Text provided:
———
The MaxClique algorithm returns vertices R ordered by their colors. By looking at the MaxClique algorithm it is clear that vertices v ∈ R with colors C(v) < |Qmax| − |Q| + 1 will never be added to the current clique Q. Therefore, sorting those vertices by color is of no use to MaxClique algorithm.

The improved coloring with ColorSort algorithm takes in consideration the above observation. Each vertex is assigned to a color class Ck. If k < |Qmax| − |Q| + 1 the vertex is moved to R (behind the last vertex in R). If k ≥ |Qmax| − |Q| + 1 than the vertex stays in the color class Ck and is not copied to the set R. At the end all of the vertex in color classes Ck where k ≥ |Qmax| − |Q| + 1 are added to the back of set R as they appear in each color class Ck and in increasing order with respect to index k. In Color Sort algorithm only these vertices are assigned colors C(v) = k.

ColorSort algorithm 

 procedure ColorSort(R, C) is
     max_no := 1;
     kmin := |Qmax| − |Q| + 1;
     if kmin ≤ 0 then kmin := 1;
     j := 0;
     C1 := Ø; C2 := Ø;
 
     for i := 0 to |R| − 1 do
         p := R[i]; {the i-th vertex in R}
         k := 1;
         while Ck ⋂ Γ(p) ≠ Ø do
             k := k+1;
         if k > max_no then
             max_no := k;
             Cmax_no+1 := Ø;
         end if
         Ck := Ck ⋃ {p};
         if k < kmin then
             R[j] := R[i];
             j := j+1;
         end if
     end for
 
     C[j−1] := 0;
 
     for k := kmin to max_no do
         for i := 1 to |Ck| do
             R[j] := Ck[i];
             C[j] := k;
             j := j+1;
         end for
     end for

Example

The graph above can be described as candidate set of vertices R = {7(5), 1(4), 4(4), 2(3), 3(3), 6(3), 5(2), 8(2)}. Set of vertices R can now be used as input for both approximate coloring algorithm and ColorSort algorithm. Using any of the two algorithms a table below is constructed.

The approximate coloring algorithm returns set of vertices R={7(5), 5(2), 1(4), 6(3), 8(2), 4(4), 2(3), 3(3)} and its corresponding set of color classes C = {1,1,2,2,2,3,3,3}. The ColorSort algorithm returns set of vertices R = {7(5), 1(4), 6(3), 5(2), 8(2), 4(4), 2(3), 3(3)} and its corresponding set of color classes C = {–,–,–,–,–,3,3,3}, where – represents unknown color class with k < 3.

MaxCliqueDyn algorithm
The MaxCliqueDyn algorithm is in basic MaxClique algorithm that uses ColorSort algorithm instead approximate coloring algorithm for determining color classes. On each step of MaxClique algorithm the algorithm also recalculates the degrees of vertices in R regarding to the vertex the algorithm is currently in. These vertices are then sorted by decreasing order with respect to their degrees in graph G(R). Then the ColorSort algorithm considers vertices in R sorted by their degrees in the induced graph G(R) rather than in G. By doing so the number of steps required to find the maximum clique is reduced to the minimum. Even so, the overall running time of the MaxClique algorithm is not improved,  because computational expense O(|R|2) of the determination of the degrees and sorting of vertices in R stays the same.
———
Information supplied:
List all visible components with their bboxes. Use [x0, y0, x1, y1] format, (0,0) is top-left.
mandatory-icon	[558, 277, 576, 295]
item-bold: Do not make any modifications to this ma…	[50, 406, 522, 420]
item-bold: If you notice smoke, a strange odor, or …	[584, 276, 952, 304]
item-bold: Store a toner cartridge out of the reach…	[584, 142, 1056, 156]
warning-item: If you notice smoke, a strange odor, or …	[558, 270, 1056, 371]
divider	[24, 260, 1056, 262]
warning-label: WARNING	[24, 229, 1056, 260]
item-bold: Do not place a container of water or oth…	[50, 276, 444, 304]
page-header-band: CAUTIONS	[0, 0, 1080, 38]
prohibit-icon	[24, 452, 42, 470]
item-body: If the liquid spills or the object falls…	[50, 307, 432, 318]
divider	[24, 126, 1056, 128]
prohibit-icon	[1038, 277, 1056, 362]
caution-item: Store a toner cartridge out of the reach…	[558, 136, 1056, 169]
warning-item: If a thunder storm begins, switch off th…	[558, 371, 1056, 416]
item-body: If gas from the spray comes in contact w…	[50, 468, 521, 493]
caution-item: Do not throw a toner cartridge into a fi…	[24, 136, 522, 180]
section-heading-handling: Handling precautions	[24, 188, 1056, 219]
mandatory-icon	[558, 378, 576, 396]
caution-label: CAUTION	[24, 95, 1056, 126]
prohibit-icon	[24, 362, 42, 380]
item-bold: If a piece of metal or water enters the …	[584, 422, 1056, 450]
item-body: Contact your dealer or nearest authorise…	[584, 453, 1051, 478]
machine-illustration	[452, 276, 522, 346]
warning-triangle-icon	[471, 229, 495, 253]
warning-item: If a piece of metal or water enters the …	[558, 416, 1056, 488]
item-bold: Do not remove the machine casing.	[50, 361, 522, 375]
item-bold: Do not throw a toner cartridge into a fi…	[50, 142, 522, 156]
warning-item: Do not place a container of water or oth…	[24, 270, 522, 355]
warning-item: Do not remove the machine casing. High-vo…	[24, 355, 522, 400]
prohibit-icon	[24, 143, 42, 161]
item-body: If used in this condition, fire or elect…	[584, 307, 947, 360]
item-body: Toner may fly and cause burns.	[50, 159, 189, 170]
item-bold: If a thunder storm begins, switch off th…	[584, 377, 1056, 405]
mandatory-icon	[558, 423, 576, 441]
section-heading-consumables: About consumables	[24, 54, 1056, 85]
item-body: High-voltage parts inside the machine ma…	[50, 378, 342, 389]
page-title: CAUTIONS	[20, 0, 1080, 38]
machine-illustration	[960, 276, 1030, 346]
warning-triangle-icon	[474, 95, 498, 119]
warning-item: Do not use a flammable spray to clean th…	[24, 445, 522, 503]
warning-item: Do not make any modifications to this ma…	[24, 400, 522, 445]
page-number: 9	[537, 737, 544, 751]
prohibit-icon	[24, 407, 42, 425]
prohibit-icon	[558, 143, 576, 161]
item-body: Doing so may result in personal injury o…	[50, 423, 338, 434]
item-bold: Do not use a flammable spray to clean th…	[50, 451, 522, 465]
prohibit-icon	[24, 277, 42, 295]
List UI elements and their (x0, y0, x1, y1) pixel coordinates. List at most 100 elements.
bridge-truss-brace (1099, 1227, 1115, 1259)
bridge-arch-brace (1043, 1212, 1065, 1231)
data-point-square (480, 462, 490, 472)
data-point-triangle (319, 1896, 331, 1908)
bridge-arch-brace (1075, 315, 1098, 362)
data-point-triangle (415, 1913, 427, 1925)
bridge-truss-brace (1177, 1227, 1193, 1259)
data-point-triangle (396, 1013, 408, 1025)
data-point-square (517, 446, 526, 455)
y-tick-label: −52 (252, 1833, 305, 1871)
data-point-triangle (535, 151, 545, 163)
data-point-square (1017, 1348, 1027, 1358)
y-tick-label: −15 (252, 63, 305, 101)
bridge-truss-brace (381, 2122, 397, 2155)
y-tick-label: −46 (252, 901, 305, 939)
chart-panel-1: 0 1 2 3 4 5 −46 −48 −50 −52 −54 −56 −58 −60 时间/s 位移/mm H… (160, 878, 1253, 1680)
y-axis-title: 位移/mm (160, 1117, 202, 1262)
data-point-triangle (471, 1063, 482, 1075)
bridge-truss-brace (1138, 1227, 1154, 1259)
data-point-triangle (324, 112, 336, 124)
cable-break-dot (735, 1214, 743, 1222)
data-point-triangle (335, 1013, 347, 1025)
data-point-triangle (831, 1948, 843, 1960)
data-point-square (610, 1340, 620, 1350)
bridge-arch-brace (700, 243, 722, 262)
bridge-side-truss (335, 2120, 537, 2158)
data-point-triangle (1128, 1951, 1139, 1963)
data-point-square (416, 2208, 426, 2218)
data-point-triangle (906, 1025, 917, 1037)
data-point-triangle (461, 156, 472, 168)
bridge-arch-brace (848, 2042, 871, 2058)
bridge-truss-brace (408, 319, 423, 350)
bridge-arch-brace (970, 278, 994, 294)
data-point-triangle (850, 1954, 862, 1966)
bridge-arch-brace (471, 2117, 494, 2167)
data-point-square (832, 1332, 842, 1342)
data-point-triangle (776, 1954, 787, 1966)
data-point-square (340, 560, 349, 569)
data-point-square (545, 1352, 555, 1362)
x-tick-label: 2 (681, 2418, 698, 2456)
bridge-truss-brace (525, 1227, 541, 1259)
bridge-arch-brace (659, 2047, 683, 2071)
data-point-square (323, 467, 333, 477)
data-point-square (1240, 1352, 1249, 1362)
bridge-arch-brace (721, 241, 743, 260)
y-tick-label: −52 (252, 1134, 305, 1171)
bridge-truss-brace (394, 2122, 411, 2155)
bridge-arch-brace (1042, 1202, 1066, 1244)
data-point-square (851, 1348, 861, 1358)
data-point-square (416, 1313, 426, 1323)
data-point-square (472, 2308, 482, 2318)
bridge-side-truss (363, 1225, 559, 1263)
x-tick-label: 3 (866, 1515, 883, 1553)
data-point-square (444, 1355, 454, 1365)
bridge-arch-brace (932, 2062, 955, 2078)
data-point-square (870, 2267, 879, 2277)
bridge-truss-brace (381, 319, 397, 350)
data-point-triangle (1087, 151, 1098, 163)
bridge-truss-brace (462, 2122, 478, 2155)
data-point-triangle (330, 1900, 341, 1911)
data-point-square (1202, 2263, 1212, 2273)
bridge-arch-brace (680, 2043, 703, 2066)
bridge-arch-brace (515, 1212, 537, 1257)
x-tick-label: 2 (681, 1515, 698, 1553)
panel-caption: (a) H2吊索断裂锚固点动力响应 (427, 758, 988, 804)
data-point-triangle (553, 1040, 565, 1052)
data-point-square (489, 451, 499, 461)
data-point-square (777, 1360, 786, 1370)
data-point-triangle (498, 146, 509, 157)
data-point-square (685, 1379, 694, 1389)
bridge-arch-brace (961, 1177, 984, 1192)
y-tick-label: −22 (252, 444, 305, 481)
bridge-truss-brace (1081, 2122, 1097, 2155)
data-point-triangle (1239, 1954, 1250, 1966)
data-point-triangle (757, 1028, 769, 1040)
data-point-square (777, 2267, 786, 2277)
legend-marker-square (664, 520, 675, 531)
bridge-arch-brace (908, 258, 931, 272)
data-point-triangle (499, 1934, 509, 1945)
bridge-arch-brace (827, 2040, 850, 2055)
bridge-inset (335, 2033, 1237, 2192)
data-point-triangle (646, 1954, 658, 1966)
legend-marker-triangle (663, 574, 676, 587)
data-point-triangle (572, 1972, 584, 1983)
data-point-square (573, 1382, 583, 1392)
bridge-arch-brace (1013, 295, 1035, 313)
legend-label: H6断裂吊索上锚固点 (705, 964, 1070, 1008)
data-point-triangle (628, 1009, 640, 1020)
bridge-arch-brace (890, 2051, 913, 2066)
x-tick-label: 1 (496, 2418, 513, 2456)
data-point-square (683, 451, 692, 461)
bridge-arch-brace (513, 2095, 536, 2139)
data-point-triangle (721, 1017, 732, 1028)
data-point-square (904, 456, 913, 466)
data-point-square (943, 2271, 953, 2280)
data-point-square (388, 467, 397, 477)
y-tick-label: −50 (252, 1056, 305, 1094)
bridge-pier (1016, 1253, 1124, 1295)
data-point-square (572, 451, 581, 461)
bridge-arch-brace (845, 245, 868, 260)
———
What is being asked:
Reproduce the ColorSort text from "for k := kmin" to "below is constructed.", swapping "max_no" for "max_color". The records are not used in any of this.

Reply to the exercise:
for k := kmin to max_color do
         for i := 1 to |Ck| do
             R[j] := Ck[i];
             C[j] := k;
             j := j+1;
         end for
     end for

Example

The graph above can be described as candidate set of vertices R = {7(5), 1(4), 4(4), 2(3), 3(3), 6(3), 5(2), 8(2)}. Set of vertices R can now be used as input for both approximate coloring algorithm and ColorSort algorithm. Using any of the two algorithms a table below is constructed.